(Dataset records)
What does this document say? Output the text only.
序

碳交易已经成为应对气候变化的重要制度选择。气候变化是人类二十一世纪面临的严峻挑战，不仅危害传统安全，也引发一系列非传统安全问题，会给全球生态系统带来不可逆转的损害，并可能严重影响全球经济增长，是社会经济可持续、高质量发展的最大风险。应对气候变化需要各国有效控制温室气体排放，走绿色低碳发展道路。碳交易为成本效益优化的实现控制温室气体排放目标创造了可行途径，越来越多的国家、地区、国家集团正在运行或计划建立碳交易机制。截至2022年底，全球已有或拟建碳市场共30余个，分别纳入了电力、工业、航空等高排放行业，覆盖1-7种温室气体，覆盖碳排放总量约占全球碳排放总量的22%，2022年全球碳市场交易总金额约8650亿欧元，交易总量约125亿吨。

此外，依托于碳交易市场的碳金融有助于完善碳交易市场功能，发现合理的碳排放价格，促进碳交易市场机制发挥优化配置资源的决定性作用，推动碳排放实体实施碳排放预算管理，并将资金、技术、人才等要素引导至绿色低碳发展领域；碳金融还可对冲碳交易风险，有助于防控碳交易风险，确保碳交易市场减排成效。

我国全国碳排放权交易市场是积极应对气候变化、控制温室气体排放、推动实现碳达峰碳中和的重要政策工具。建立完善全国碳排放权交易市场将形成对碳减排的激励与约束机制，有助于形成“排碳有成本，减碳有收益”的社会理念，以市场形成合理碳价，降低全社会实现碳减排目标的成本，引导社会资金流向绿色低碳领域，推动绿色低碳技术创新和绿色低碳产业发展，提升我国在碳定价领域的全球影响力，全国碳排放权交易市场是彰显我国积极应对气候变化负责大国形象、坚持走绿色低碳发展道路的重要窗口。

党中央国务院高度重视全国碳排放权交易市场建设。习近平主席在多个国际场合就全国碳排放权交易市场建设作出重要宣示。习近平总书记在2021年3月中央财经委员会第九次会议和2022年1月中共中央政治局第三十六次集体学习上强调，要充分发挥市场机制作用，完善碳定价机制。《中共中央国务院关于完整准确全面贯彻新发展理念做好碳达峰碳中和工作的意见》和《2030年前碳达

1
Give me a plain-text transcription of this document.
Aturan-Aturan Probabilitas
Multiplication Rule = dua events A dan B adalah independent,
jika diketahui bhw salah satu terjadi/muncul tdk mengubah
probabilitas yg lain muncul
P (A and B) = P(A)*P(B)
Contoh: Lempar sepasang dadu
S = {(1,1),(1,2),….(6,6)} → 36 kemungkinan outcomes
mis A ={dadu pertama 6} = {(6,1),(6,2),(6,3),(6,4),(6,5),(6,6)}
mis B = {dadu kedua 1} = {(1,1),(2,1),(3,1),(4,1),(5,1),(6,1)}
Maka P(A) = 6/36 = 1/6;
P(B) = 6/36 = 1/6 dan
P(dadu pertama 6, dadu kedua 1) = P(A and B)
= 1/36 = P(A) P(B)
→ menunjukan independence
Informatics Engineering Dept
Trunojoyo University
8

• [WHAT IS NEEDED]
From the records above, pull out every line containing the word "text".

• [ANSWER TO THIS PROBLEM]
What does this document say? Output the text only.
Give me a plain-text transcription of this document.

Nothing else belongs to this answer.